引用原文:
D. Pawn
感觉这种dp套路似乎非常常见,我们可以设
f[i][j][x]表示走到(i,j),当前的值为f[i][j][x]*k+x ,也就是我们将余数x作为放在状态中。
#include<cstdio>
#include<algorithm>
#include<cstring>
#include<cmath>
#include<map>
#include<vector>
#define A puts("YES")
#define B puts("NO")
#define fo(i,a,b) for (int (i)=(a);(i)<=(b);(i)++)
#define fd(i,b,a) for (int (i)=(b);(i)>=(a);(i)--)
#define mk(x,y) make_pair((x),(y))
using namespace std;
typedef double db;
typedef long long ll;
const int mo=998244353;
const int inf=1<<30;
const int N=105;
char s[N];
int n,m,f[N][N][15],k;
int a[N][N];
void cmax(int &x,int y){
x=max(x,y);
}
void print(int i,int j,int x){
if (i==n) {
printf("%d\n",j);
return;
}
fo(z,0,k) {
if ((z+a[i][j])%k==x) {
if (f[i+1][j-1][z]+ (a[i][j]+z)/k ==f[i][j][x]) {
print(i+1,j-1,z);
printf("R");
return;
}
if (f[i+1][j+1][z]+ (a[i][j]+z)/k ==f[i][j][x]) {
print(i+1,j+1,z);
printf("L");
return;
}
}
}
}
int main()

来自一个集合的记录

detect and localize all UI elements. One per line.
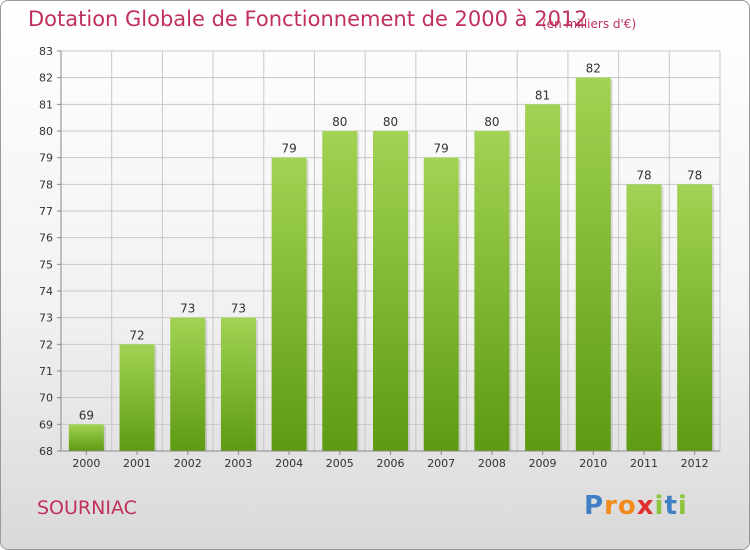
- y-tick-label: 83: [39, 45, 53, 58]
- x-tick-label: 2005: [326, 457, 354, 470]
- y-tick-label: 73: [39, 312, 53, 325]
- bars: 69 72 73 73 79 80 80 79 80 81 82 78 78: [68, 62, 715, 452]
- bar-value-label: 69: [79, 408, 94, 422]
- x-tick-label: 2012: [681, 457, 709, 470]
- bar-value-label: 73: [180, 302, 195, 316]
- x-tick-label: 2001: [123, 457, 151, 470]
- logo-letter: i: [677, 491, 688, 521]
- y-tick-label: 74: [39, 285, 53, 298]
- bar-value-label: 73: [231, 302, 246, 316]
- logo-letter: P: [584, 491, 605, 521]
- y-tick-label: 70: [39, 392, 53, 405]
- bar-value-label: 78: [687, 168, 702, 182]
- x-tick-label: 2000: [72, 457, 100, 470]
- y-tick-label: 69: [39, 418, 53, 431]
- y-tick-label: 71: [39, 365, 53, 378]
- y-tick-label: 77: [39, 205, 53, 218]
- x-tick-label: 2002: [174, 457, 202, 470]
- bar-value-label: 82: [586, 62, 601, 76]
- x-tick-label: 2003: [224, 457, 252, 470]
- bar: [220, 317, 256, 451]
- x-tick-label: 2004: [275, 457, 303, 470]
- chart-subtitle: (en milliers d'€): [542, 17, 637, 31]
- y-tick-label: 68: [39, 445, 53, 458]
- bar: [677, 184, 713, 452]
- x-tick-label: 2010: [579, 457, 607, 470]
- bar: [474, 131, 510, 451]
- axes: 68 69 70 71 72 73 74 75 76 77 78 79 80 81 82 83 2000 2001…: [39, 45, 720, 470]
- y-tick-label: 79: [39, 152, 53, 165]
- bar-value-label: 72: [129, 328, 144, 342]
- y-tick-label: 81: [39, 98, 53, 111]
- bar-value-label: 79: [281, 142, 296, 156]
- y-tick-label: 82: [39, 72, 53, 85]
- x-tick-label: 2009: [529, 457, 557, 470]
- commune-name: SOURNIAC: [37, 497, 137, 519]
- y-tick-label: 75: [39, 258, 53, 271]
- x-tick-label: 2006: [377, 457, 405, 470]
- bar-value-label: 80: [484, 115, 499, 129]
- x-tick-label: 2008: [478, 457, 506, 470]
- bar: [575, 77, 611, 452]
- proxiti-logo[interactable]: Proxiti: [584, 491, 688, 521]
- logo-letter: r: [604, 491, 618, 521]
- logo-letter: i: [654, 491, 665, 521]
- bar-value-label: 80: [383, 115, 398, 129]
- bar-value-label: 78: [636, 168, 651, 182]
- bar: [626, 184, 662, 452]
- logo-letter: x: [636, 491, 655, 521]
- bar-value-label: 81: [535, 88, 550, 102]
- bar: [423, 157, 459, 451]
- bar: [271, 157, 307, 451]
- bar-value-label: 80: [332, 115, 347, 129]
- x-tick-label: 2011: [630, 457, 658, 470]
- x-tick-label: 2007: [427, 457, 455, 470]
- chart-title: Dotation Globale de Fonctionnement de 20…: [28, 7, 588, 31]
- y-tick-label: 72: [39, 338, 53, 351]
- logo-letter: t: [664, 491, 678, 521]
- bar: [322, 131, 358, 451]
- y-tick-label: 76: [39, 232, 53, 245]
- logo-letter: o: [617, 491, 637, 521]
- bar-value-label: 79: [434, 142, 449, 156]
- bar: [525, 104, 561, 451]
- y-tick-label: 80: [39, 125, 53, 138]
- y-tick-label: 78: [39, 178, 53, 191]
- bar: [170, 317, 206, 451]
- bar: [68, 424, 104, 451]
- bar: [119, 344, 155, 451]
- bar: [373, 131, 408, 451]
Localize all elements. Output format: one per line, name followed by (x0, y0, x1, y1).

题目要求 1: 在讲 Pawn 这道题的原文里,f[i][j][x] 表示什么?
题目要求 2: 把数据行中从含有“- y-tick-label: 83: [39, 45, 53, 58]”的那一行开始,一直到含有“- logo-letter: P: [584, 491, 605, 521]”的那一行,原样抄写下来,首尾两行都算在内。

解答 1: 表示走到(i,j),当前的值为f[i][j][x]*k+x。

解答 2:
- y-tick-label: 83: [39, 45, 53, 58]
- x-tick-label: 2005: [326, 457, 354, 470]
- y-tick-label: 73: [39, 312, 53, 325]
- bars: 69 72 73 73 79 80 80 79 80 81 82 78 78: [68, 62, 715, 452]
- bar-value-label: 69: [79, 408, 94, 422]
- x-tick-label: 2012: [681, 457, 709, 470]
- bar-value-label: 73: [180, 302, 195, 316]
- x-tick-label: 2001: [123, 457, 151, 470]
- logo-letter: i: [677, 491, 688, 521]
- y-tick-label: 74: [39, 285, 53, 298]
- bar-value-label: 73: [231, 302, 246, 316]
- logo-letter: P: [584, 491, 605, 521]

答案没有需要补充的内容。